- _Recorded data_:
#####
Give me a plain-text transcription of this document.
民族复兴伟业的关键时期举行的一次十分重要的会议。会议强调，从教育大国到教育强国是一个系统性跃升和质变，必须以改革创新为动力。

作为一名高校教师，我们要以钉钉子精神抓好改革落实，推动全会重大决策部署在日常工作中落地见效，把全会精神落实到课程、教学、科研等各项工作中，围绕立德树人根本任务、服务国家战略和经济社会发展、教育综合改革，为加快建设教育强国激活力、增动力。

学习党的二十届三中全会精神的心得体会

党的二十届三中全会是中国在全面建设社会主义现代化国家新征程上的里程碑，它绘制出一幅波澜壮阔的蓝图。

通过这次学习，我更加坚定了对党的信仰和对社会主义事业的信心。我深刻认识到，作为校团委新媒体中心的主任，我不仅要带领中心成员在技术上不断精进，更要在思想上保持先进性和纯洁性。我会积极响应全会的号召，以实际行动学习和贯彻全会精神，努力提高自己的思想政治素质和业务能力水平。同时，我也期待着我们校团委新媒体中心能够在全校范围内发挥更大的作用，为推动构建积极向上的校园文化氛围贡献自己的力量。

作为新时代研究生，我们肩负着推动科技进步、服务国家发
#####
- _Exercise details_: Print the material once more, exactly.

- _Exercise output_:
Give me a plain-text transcription of this document.
民族复兴伟业的关键时期举行的一次十分重要的会议。会议强调，从教育大国到教育强国是一个系统性跃升和质变，必须以改革创新为动力。

作为一名高校教师，我们要以钉钉子精神抓好改革落实，推动全会重大决策部署在日常工作中落地见效，把全会精神落实到课程、教学、科研等各项工作中，围绕立德树人根本任务、服务国家战略和经济社会发展、教育综合改革，为加快建设教育强国激活力、增动力。

学习党的二十届三中全会精神的心得体会

党的二十届三中全会是中国在全面建设社会主义现代化国家新征程上的里程碑，它绘制出一幅波澜壮阔的蓝图。

通过这次学习，我更加坚定了对党的信仰和对社会主义事业的信心。我深刻认识到，作为校团委新媒体中心的主任，我不仅要带领中心成员在技术上不断精进，更要在思想上保持先进性和纯洁性。我会积极响应全会的号召，以实际行动学习和贯彻全会精神，努力提高自己的思想政治素质和业务能力水平。同时，我也期待着我们校团委新媒体中心能够在全校范围内发挥更大的作用，为推动构建积极向上的校园文化氛围贡献自己的力量。

作为新时代研究生，我们肩负着推动科技进步、服务国家发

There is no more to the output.